Records from a data collection

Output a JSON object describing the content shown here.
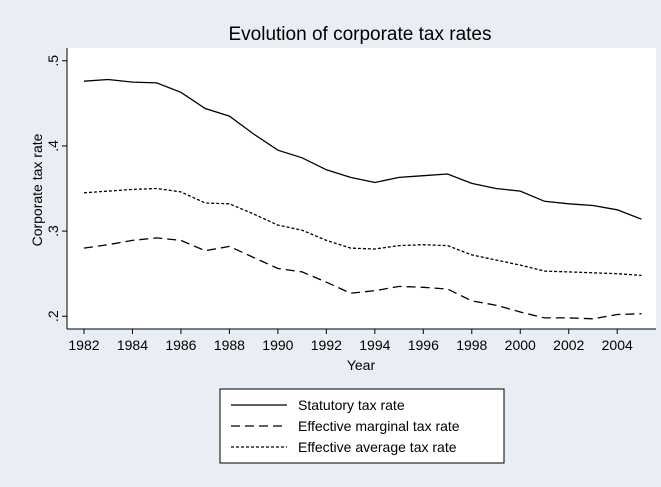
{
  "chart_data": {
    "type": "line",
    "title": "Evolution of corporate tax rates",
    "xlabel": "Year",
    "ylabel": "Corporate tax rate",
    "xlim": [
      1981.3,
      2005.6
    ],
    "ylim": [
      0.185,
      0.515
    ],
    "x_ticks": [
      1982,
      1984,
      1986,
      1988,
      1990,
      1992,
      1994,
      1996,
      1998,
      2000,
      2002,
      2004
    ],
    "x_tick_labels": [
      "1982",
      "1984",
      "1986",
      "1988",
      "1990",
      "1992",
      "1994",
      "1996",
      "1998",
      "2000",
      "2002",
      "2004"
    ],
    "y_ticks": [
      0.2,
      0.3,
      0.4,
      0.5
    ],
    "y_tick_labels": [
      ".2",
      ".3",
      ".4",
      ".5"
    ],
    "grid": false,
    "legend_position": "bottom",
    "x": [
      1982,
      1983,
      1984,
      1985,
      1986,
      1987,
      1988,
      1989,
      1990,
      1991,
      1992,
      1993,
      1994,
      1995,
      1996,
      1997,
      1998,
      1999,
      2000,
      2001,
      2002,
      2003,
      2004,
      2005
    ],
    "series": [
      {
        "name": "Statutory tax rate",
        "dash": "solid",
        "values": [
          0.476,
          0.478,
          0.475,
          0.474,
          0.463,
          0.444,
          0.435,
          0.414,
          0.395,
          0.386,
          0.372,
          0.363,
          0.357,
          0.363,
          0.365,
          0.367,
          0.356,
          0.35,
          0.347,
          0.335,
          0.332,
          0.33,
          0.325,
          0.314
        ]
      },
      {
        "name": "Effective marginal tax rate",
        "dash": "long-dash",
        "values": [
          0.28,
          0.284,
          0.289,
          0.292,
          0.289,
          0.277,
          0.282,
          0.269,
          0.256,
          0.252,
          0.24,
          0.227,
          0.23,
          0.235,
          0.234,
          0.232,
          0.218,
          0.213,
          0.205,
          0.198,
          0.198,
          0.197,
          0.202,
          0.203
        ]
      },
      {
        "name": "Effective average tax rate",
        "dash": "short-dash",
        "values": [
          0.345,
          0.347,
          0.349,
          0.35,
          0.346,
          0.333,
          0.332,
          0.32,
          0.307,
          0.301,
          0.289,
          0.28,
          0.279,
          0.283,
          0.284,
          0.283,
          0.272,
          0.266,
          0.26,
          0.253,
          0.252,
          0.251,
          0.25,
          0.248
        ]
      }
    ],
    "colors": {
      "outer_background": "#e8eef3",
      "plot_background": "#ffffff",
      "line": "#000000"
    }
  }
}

--

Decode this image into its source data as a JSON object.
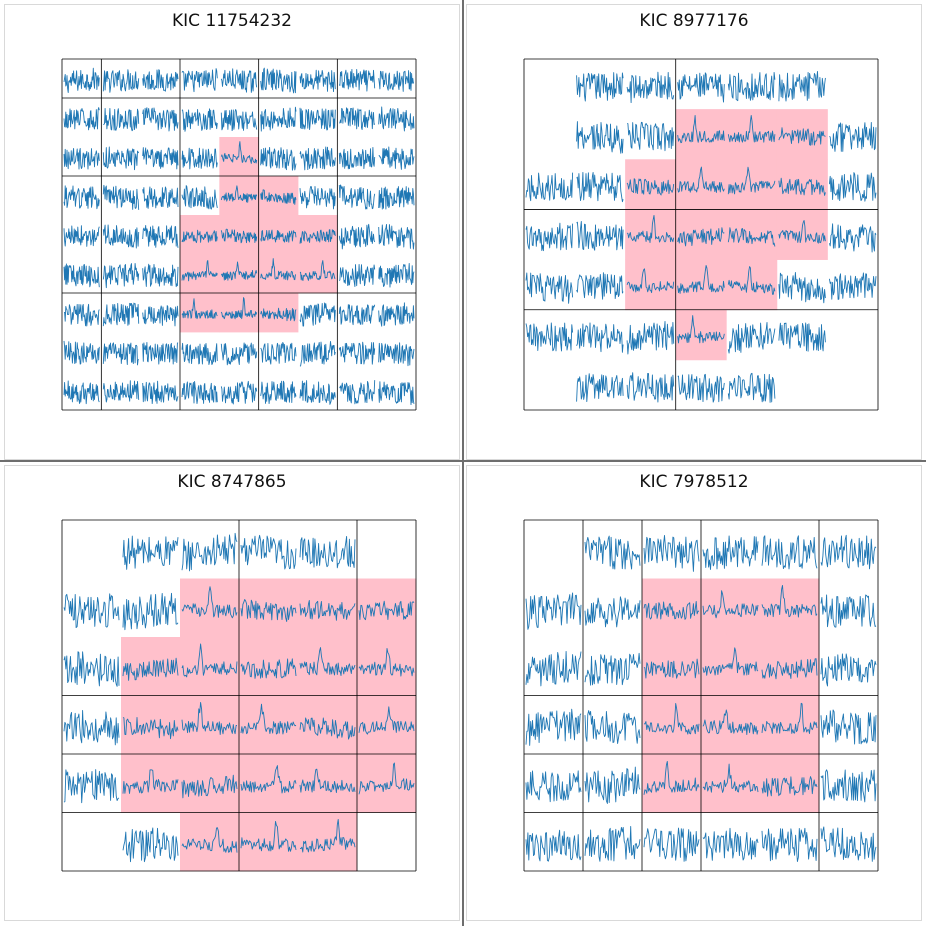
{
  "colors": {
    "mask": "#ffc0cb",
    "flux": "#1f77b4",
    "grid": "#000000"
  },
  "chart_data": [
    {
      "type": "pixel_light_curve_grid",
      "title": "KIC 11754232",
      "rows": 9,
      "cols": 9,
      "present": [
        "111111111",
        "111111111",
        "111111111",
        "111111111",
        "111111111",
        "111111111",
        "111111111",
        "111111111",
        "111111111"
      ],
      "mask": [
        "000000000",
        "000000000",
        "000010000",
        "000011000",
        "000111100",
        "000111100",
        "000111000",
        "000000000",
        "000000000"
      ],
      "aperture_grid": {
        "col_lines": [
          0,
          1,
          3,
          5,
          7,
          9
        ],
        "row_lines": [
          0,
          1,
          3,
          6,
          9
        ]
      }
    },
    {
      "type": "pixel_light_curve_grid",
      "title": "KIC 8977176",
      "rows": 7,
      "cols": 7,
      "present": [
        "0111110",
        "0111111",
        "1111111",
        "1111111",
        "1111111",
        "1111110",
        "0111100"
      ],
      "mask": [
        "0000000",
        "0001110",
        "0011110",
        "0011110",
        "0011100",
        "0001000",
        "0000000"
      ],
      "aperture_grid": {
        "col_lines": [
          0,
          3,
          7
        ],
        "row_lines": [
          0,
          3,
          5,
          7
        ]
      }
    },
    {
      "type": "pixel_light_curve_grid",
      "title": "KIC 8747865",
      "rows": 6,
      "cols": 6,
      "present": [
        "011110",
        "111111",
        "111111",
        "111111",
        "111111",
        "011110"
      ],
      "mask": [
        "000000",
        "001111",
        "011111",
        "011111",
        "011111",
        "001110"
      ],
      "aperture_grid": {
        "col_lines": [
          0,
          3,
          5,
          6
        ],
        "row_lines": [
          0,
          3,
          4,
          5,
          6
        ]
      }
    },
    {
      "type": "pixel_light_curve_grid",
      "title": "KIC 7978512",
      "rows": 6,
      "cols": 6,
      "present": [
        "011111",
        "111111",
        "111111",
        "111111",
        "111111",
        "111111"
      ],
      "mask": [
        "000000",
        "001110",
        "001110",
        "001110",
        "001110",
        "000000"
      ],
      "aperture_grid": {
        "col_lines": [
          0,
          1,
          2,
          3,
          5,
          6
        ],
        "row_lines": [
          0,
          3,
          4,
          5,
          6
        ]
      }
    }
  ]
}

==

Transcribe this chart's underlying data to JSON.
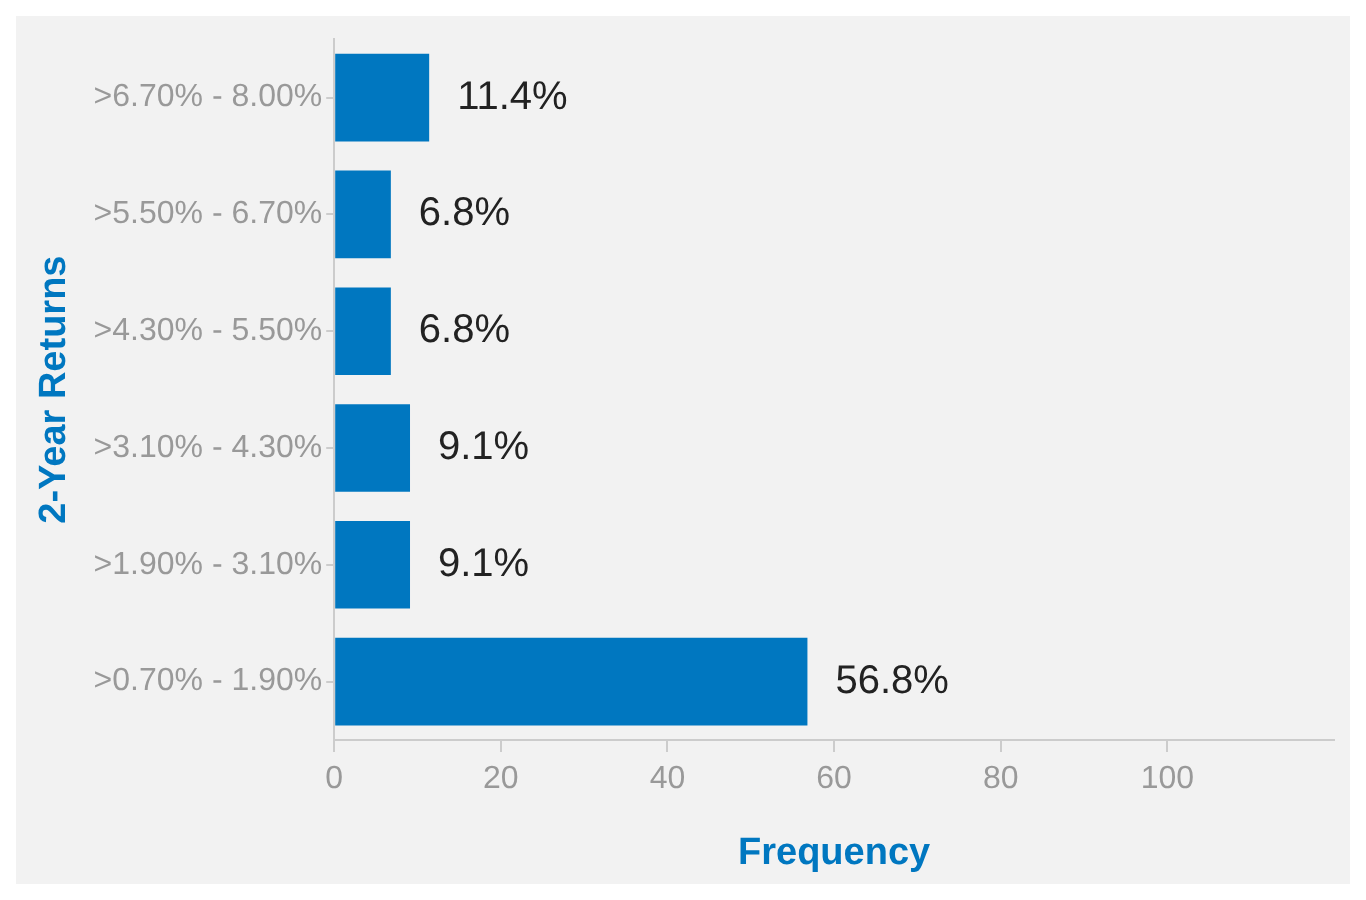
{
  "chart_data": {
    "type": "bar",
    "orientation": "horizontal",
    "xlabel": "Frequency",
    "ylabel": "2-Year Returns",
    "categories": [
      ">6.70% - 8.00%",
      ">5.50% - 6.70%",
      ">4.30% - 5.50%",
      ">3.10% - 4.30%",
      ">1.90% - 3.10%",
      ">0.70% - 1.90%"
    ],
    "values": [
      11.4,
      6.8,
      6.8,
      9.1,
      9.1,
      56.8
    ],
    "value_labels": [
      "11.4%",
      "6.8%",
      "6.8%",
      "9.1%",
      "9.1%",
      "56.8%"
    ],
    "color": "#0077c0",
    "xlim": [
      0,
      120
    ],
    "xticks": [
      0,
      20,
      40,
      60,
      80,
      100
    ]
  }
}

* Written request
Show the lines from the data above that contain the string "Effective".

* Written reply
        "name": "Effective marginal tax rate",
        "name": "Effective average tax rate",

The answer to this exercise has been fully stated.